La grada como único refugio

Cualquier amante del fútbol tarda semanas en aclimatarse a esa oquedad. De hecho, no se aclimata. Ni en semanas ni en meses. Qué se va a aclimatar. Le duele el vacío. También le duele al telespectador, que asiste a una especie de diálogo mudo. Ver fútbol es una compleja maniobra sensorial en la que uno no se limita a seguir cómodamente las diatribas del balón, el oficio de los jugadores, su genialidad esporádica, los gestos, las respuestas tácticas, los errores pequeños o garrafales, etc. El fútbol se asienta también en la grada, y en todo lo que esta es capaz de generar: ánimo, sobreesfuerzo. En ausencia de público, el juego pierde expresión, locuacidad, atractivo, y los deportistas, exaltación.

::::::::

◆ Instrucciones y requisitos:
Retoma el texto sobre el fútbol sin público a partir de su última oración y escribe un párrafo más con el mismo tono.

◆ Líneas de datos:
::::::::

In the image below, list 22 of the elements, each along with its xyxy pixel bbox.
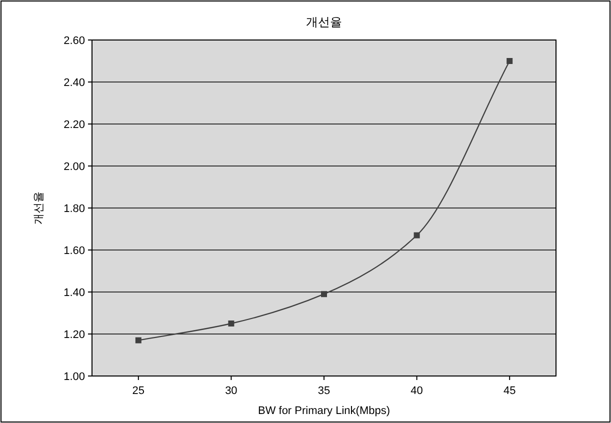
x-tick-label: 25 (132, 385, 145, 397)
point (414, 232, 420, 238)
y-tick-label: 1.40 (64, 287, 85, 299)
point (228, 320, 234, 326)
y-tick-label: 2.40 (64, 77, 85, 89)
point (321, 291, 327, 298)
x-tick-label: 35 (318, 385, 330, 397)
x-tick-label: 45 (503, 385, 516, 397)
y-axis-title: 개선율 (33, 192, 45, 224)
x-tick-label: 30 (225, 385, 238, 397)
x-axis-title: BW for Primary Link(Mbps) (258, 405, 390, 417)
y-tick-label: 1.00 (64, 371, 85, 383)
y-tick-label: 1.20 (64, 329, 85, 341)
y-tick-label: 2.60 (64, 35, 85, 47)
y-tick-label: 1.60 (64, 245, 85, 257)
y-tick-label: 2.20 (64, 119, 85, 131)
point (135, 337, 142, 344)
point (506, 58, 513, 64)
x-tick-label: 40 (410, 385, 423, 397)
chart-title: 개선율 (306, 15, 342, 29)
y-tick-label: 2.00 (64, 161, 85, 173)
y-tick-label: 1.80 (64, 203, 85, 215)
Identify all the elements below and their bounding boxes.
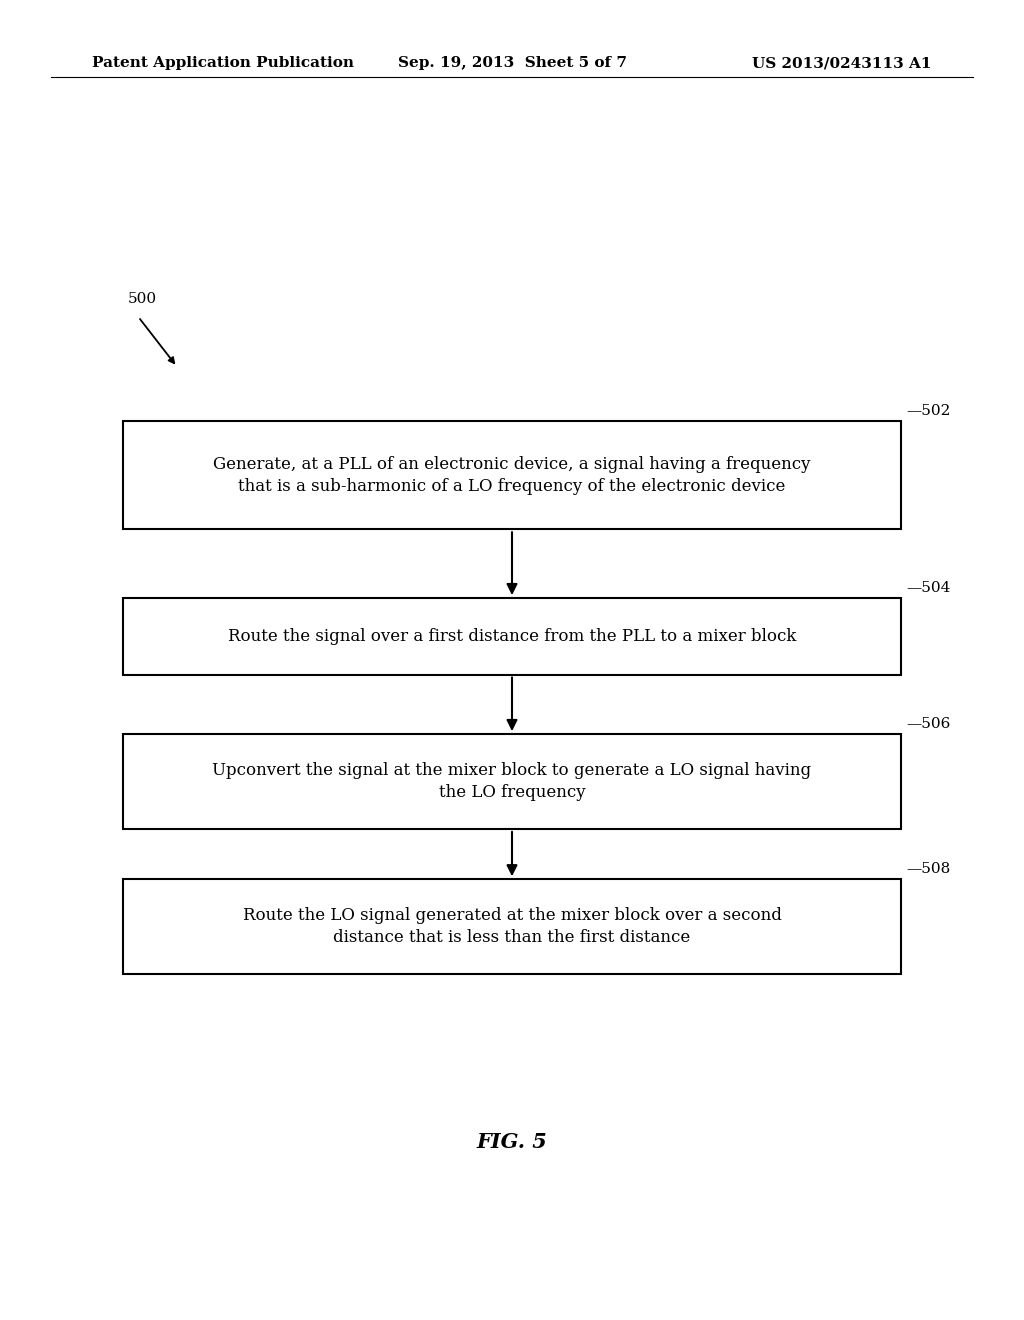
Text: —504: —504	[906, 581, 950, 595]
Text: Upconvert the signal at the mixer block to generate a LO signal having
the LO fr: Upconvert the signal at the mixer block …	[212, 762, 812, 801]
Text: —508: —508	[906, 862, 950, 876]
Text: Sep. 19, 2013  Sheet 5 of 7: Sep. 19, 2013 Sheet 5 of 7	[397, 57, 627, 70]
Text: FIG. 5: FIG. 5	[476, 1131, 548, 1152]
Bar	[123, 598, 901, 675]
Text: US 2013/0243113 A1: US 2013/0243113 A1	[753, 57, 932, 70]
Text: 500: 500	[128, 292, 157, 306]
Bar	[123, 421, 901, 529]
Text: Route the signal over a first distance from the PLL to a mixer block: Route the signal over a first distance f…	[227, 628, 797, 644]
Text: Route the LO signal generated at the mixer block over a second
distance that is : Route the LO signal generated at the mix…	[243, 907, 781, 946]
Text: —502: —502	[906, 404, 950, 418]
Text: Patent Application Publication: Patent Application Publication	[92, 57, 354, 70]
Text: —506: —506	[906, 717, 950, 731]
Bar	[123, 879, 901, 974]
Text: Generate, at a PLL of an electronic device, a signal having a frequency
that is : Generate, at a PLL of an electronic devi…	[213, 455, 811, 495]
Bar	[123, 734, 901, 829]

::::::::

◆ Respuesta esperada:
En los momentos que más desesperante resultó la falta de aficionados, cuando llegaron las grandes citas y al fin se dirimían los títulos, podríamos incluso haber dado por bueno el feísimo acontecimiento en que los hombres de negocios han convertido el deporte. Cuando nos dimos cuenta, el fútbol ya estaba en manos de una clase de individuos a la que, obviamente, no le interesa el fútbol. Bueno sería. Si un día el equipo del que esa gente se apropia se hundiese o el beneficio tocase techo, se atusarán el pelo, pensarán que solo se trata de un negocio y se irán a jugar con su dinero a otra parte. Quizá a continuación adquieran la Chevrolet, The New York Times o el Empire State.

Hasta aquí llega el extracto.